-- begin --
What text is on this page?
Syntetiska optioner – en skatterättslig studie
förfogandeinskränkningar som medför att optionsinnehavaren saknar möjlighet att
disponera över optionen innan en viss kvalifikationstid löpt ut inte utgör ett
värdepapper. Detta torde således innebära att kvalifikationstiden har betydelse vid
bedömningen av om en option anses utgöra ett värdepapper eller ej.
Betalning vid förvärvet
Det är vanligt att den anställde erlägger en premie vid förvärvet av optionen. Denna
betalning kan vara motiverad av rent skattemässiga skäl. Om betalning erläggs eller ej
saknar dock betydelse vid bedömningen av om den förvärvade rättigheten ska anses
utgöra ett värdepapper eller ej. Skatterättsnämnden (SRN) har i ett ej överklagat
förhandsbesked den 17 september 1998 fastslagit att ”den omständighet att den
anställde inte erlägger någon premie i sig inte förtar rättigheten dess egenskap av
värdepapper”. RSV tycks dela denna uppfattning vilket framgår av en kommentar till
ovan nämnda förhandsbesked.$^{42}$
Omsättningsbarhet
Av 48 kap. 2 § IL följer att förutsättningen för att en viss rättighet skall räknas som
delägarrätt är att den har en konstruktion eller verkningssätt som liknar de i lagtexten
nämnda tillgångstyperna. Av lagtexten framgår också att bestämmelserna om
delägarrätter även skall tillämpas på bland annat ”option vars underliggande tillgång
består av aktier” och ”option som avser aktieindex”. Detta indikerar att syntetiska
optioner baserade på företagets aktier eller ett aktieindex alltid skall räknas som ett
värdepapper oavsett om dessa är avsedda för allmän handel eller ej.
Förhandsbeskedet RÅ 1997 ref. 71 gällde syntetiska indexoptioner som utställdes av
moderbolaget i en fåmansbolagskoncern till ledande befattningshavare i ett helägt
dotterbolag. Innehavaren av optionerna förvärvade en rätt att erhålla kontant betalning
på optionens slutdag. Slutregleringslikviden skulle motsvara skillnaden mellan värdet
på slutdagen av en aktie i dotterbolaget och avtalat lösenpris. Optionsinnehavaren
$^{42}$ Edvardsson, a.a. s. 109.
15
-- end --
Look over the listing. Pull out every line with the string "anställde" in it.

Det är vanligt att den anställde erlägger en premie vid förvärvet av optionen. Denna
anställde inte erlägger någon premie i sig inte förtar rättigheten dess egenskap av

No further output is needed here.